== TASK GOAL ==
Your task is to copy every line of this material exactly.

───── ITEMS

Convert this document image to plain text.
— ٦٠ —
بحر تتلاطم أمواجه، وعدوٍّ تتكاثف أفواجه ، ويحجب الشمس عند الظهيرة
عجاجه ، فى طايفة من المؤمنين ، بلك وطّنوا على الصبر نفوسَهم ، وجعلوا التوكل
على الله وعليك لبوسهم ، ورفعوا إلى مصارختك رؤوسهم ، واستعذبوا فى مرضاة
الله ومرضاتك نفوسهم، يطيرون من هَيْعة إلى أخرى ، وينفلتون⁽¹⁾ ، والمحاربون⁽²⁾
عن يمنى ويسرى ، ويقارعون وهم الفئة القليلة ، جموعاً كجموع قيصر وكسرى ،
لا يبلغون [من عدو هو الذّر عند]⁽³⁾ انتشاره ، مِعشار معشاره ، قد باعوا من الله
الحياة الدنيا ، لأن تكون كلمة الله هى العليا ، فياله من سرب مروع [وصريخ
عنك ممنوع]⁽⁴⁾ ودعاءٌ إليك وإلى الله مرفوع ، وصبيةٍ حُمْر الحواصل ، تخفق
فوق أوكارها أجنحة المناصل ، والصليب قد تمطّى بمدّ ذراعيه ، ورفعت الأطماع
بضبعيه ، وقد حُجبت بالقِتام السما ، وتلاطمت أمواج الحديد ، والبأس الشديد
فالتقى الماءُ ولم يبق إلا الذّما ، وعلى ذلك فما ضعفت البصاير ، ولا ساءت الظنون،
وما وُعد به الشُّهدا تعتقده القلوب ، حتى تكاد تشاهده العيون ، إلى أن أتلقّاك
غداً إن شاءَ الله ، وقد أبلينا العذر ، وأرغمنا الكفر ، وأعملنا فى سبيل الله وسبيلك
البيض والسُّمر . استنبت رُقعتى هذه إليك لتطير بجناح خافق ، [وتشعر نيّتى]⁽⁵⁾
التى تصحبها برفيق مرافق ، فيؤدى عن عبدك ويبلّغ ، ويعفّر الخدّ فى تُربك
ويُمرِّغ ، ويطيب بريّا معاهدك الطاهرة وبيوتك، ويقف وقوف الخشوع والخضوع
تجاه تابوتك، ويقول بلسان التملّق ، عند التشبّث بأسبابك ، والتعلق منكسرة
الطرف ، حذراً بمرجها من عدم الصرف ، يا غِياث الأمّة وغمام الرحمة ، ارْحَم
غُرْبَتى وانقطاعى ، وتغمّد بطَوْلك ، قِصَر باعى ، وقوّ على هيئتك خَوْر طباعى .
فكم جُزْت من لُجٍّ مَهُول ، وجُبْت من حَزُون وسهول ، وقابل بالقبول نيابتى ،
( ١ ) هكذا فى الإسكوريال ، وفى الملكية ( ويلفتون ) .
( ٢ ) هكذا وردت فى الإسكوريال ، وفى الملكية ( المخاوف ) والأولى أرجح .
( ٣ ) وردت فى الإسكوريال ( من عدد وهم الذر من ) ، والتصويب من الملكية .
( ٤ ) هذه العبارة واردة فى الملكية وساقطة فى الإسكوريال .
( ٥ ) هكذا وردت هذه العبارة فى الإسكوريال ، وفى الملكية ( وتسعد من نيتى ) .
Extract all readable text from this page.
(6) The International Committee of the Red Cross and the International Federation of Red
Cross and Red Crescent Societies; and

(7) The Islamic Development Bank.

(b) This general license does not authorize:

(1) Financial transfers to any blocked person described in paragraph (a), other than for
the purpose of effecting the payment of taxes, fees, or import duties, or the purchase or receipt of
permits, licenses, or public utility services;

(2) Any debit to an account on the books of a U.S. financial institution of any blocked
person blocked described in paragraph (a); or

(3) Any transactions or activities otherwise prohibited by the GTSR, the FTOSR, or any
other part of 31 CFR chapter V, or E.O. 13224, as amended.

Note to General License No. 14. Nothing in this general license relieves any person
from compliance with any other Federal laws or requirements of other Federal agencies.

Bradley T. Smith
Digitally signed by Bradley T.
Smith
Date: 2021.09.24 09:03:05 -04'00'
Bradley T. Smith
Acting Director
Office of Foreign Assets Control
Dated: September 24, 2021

──────────

== EXERCISE SOLUTION ==
Convert this document image to plain text.
— ٦٠ —
بحر تتلاطم أمواجه، وعدوٍّ تتكاثف أفواجه ، ويحجب الشمس عند الظهيرة
عجاجه ، فى طايفة من المؤمنين ، بلك وطّنوا على الصبر نفوسَهم ، وجعلوا التوكل
على الله وعليك لبوسهم ، ورفعوا إلى مصارختك رؤوسهم ، واستعذبوا فى مرضاة
الله ومرضاتك نفوسهم، يطيرون من هَيْعة إلى أخرى ، وينفلتون⁽¹⁾ ، والمحاربون⁽²⁾
عن يمنى ويسرى ، ويقارعون وهم الفئة القليلة ، جموعاً كجموع قيصر وكسرى ،
لا يبلغون [من عدو هو الذّر عند]⁽³⁾ انتشاره ، مِعشار معشاره ، قد باعوا من الله
الحياة الدنيا ، لأن تكون كلمة الله هى العليا ، فياله من سرب مروع [وصريخ
عنك ممنوع]⁽⁴⁾ ودعاءٌ إليك وإلى الله مرفوع ، وصبيةٍ حُمْر الحواصل ، تخفق
فوق أوكارها أجنحة المناصل ، والصليب قد تمطّى بمدّ ذراعيه ، ورفعت الأطماع
بضبعيه ، وقد حُجبت بالقِتام السما ، وتلاطمت أمواج الحديد ، والبأس الشديد
فالتقى الماءُ ولم يبق إلا الذّما ، وعلى ذلك فما ضعفت البصاير ، ولا ساءت الظنون،
وما وُعد به الشُّهدا تعتقده القلوب ، حتى تكاد تشاهده العيون ، إلى أن أتلقّاك
غداً إن شاءَ الله ، وقد أبلينا العذر ، وأرغمنا الكفر ، وأعملنا فى سبيل الله وسبيلك
البيض والسُّمر . استنبت رُقعتى هذه إليك لتطير بجناح خافق ، [وتشعر نيّتى]⁽⁵⁾
التى تصحبها برفيق مرافق ، فيؤدى عن عبدك ويبلّغ ، ويعفّر الخدّ فى تُربك
ويُمرِّغ ، ويطيب بريّا معاهدك الطاهرة وبيوتك، ويقف وقوف الخشوع والخضوع
تجاه تابوتك، ويقول بلسان التملّق ، عند التشبّث بأسبابك ، والتعلق منكسرة
الطرف ، حذراً بمرجها من عدم الصرف ، يا غِياث الأمّة وغمام الرحمة ، ارْحَم
غُرْبَتى وانقطاعى ، وتغمّد بطَوْلك ، قِصَر باعى ، وقوّ على هيئتك خَوْر طباعى .
فكم جُزْت من لُجٍّ مَهُول ، وجُبْت من حَزُون وسهول ، وقابل بالقبول نيابتى ،
( ١ ) هكذا فى الإسكوريال ، وفى الملكية ( ويلفتون ) .
( ٢ ) هكذا وردت فى الإسكوريال ، وفى الملكية ( المخاوف ) والأولى أرجح .
( ٣ ) وردت فى الإسكوريال ( من عدد وهم الذر من ) ، والتصويب من الملكية .
( ٤ ) هذه العبارة واردة فى الملكية وساقطة فى الإسكوريال .
( ٥ ) هكذا وردت هذه العبارة فى الإسكوريال ، وفى الملكية ( وتسعد من نيتى ) .
Extract all readable text from this page.
(6) The International Committee of the Red Cross and the International Federation of Red
Cross and Red Crescent Societies; and

(7) The Islamic Development Bank.

(b) This general license does not authorize:

(1) Financial transfers to any blocked person described in paragraph (a), other than for
the purpose of effecting the payment of taxes, fees, or import duties, or the purchase or receipt of
permits, licenses, or public utility services;

(2) Any debit to an account on the books of a U.S. financial institution of any blocked
person blocked described in paragraph (a); or

(3) Any transactions or activities otherwise prohibited by the GTSR, the FTOSR, or any
other part of 31 CFR chapter V, or E.O. 13224, as amended.

Note to General License No. 14. Nothing in this general license relieves any person
from compliance with any other Federal laws or requirements of other Federal agencies.

Bradley T. Smith
Digitally signed by Bradley T.
Smith
Date: 2021.09.24 09:03:05 -04'00'
Bradley T. Smith
Acting Director
Office of Foreign Assets Control
Dated: September 24, 2021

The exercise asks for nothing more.